» What to work on:
Every line containing the word "баллонов" needs to be found and copied.

» Data shown:
★ ★ ★

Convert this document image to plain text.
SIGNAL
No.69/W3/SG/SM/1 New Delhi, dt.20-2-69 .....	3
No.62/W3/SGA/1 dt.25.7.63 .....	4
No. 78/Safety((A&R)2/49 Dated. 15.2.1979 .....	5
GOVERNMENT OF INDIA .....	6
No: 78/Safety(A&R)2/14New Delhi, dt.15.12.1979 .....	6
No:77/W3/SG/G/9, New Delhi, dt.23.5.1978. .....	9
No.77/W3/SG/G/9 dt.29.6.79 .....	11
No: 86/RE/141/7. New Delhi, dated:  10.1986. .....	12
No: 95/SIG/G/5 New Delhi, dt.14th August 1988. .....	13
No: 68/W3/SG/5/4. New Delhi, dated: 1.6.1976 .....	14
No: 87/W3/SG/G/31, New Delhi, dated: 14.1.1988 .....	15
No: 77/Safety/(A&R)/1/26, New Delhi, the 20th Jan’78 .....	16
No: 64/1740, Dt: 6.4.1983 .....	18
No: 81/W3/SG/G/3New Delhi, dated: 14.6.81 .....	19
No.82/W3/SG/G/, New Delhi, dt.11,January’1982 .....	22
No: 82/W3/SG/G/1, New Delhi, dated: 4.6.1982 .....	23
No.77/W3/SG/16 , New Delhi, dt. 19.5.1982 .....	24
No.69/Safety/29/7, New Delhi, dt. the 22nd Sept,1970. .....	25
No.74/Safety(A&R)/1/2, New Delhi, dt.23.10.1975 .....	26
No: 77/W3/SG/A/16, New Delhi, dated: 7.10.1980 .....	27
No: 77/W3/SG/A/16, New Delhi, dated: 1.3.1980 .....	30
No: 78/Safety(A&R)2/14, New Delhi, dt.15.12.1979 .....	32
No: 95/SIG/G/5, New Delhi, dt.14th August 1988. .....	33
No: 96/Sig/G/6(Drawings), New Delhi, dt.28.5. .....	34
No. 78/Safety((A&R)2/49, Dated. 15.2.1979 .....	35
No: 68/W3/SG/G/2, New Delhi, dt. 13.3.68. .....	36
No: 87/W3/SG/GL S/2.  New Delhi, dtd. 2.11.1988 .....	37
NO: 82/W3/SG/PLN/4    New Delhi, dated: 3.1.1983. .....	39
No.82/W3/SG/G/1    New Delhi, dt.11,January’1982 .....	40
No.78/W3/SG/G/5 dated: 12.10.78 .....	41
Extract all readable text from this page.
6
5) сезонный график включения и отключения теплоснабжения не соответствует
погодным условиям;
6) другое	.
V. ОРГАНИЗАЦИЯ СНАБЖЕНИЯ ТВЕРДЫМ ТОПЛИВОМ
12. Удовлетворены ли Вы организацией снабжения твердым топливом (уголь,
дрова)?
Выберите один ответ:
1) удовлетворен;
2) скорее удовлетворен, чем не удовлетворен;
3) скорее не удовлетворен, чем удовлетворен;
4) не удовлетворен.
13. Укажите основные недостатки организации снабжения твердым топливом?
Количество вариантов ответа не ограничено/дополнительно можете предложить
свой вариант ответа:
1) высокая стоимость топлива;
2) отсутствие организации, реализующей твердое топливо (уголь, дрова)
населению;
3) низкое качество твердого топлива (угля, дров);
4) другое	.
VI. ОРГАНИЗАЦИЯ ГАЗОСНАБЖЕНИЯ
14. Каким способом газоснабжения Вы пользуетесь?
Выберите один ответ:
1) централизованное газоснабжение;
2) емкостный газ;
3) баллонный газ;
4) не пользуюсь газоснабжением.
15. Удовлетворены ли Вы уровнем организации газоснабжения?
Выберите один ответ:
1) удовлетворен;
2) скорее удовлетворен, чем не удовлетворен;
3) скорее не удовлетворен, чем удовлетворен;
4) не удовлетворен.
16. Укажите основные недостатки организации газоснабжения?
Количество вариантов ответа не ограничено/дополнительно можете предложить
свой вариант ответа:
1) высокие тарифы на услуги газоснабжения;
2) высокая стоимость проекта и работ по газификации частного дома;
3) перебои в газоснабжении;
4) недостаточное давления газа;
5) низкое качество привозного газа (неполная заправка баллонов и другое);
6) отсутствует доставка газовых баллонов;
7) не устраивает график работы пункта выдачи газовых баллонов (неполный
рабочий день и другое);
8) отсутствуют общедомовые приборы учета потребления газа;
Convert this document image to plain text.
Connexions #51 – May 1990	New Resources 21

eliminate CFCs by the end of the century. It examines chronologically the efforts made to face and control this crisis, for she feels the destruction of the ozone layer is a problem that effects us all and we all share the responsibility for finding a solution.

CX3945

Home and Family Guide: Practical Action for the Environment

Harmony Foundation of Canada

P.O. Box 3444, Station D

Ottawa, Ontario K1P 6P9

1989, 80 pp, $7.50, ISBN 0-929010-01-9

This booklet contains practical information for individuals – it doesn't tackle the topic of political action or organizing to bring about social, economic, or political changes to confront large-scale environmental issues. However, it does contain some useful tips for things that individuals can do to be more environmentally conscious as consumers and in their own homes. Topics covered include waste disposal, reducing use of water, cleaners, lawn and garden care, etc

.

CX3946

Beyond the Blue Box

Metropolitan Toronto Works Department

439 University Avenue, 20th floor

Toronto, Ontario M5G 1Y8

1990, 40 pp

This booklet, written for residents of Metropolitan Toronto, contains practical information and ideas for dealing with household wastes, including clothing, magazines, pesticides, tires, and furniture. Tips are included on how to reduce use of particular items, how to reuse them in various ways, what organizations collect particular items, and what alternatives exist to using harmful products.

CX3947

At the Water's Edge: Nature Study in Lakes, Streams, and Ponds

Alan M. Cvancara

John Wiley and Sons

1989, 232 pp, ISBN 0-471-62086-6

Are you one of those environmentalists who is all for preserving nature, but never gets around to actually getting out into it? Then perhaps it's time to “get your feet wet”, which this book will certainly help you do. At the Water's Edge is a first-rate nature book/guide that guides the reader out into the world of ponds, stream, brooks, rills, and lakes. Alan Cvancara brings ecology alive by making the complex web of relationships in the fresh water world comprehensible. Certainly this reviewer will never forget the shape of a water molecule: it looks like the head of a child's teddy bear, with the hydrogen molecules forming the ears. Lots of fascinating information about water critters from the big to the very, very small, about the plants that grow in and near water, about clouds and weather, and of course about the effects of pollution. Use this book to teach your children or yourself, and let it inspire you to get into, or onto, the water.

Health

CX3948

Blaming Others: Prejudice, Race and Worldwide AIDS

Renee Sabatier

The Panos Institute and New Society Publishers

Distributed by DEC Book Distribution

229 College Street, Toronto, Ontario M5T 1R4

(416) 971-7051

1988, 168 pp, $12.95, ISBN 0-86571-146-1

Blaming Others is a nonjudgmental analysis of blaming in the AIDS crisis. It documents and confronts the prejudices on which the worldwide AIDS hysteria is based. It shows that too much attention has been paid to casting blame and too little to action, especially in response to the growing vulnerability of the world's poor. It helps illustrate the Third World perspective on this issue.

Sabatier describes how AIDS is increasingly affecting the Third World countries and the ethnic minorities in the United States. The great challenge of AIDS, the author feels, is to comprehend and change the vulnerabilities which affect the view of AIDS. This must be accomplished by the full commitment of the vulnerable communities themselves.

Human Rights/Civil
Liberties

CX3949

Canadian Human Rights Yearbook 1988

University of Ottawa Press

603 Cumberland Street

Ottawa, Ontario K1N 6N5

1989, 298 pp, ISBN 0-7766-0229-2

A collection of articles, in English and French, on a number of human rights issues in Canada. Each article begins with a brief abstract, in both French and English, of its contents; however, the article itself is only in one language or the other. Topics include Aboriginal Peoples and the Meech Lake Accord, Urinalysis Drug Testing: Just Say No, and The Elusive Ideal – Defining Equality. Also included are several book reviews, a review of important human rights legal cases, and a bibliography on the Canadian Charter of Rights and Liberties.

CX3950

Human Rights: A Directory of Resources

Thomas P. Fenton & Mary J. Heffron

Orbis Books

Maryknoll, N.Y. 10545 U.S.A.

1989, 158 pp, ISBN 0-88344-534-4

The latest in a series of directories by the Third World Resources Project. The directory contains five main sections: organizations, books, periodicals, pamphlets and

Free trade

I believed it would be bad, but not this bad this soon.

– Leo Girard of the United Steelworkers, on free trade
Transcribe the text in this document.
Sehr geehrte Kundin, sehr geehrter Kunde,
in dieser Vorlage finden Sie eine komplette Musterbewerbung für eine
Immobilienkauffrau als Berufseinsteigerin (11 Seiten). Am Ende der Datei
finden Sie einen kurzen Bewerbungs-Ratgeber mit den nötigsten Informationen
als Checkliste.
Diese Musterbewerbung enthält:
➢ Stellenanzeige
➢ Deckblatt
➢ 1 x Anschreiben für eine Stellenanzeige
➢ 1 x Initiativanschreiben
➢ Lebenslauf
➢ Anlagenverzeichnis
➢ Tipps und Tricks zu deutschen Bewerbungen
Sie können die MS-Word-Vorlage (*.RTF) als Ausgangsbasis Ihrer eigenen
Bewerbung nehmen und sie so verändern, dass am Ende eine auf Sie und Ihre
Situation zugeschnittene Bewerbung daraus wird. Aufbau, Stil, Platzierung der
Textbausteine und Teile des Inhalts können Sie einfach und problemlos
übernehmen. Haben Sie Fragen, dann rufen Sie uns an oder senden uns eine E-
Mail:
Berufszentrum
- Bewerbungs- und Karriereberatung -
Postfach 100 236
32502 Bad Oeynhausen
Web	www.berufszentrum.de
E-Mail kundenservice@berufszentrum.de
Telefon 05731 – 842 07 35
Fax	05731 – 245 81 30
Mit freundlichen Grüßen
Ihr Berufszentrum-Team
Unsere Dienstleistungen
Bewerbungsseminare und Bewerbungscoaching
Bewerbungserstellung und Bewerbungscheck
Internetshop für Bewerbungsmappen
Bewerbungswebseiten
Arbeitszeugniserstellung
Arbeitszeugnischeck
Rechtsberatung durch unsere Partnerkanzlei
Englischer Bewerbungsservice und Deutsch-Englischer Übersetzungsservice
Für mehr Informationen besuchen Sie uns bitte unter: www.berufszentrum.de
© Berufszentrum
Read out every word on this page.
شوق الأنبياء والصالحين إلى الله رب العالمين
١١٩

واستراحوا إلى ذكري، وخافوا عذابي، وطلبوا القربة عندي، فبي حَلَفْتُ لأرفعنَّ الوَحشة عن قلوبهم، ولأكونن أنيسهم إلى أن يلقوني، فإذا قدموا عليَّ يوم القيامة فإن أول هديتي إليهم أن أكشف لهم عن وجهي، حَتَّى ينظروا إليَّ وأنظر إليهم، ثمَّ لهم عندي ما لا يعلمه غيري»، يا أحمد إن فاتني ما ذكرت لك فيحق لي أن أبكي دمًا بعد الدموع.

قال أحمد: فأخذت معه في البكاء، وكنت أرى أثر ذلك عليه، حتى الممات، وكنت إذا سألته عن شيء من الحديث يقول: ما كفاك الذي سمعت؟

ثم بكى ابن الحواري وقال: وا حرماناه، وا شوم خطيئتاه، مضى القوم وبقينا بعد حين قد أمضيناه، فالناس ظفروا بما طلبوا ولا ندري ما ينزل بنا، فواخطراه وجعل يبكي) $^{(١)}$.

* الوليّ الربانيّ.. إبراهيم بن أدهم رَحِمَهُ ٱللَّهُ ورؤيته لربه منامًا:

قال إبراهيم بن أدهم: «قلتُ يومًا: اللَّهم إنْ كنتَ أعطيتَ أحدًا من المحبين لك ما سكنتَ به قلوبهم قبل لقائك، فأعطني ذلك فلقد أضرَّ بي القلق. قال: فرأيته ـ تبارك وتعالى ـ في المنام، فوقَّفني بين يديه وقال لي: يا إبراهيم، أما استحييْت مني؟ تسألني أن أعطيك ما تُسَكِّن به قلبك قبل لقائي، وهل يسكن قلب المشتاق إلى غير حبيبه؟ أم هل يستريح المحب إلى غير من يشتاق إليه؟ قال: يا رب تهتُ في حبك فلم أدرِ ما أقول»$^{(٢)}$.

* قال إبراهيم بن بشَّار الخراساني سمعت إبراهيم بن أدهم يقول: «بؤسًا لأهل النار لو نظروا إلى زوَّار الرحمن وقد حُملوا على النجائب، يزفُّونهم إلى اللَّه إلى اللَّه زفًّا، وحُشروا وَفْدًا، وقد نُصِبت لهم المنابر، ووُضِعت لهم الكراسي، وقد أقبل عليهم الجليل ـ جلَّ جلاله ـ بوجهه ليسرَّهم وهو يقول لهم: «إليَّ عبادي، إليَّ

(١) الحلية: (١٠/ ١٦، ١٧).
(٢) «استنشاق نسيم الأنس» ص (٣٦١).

★ ★ ★

» Finished exercise:
5) низкое качество привозного газа (неполная заправка баллонов и другое);
6) отсутствует доставка газовых баллонов;
7) не устраивает график работы пункта выдачи газовых баллонов (неполный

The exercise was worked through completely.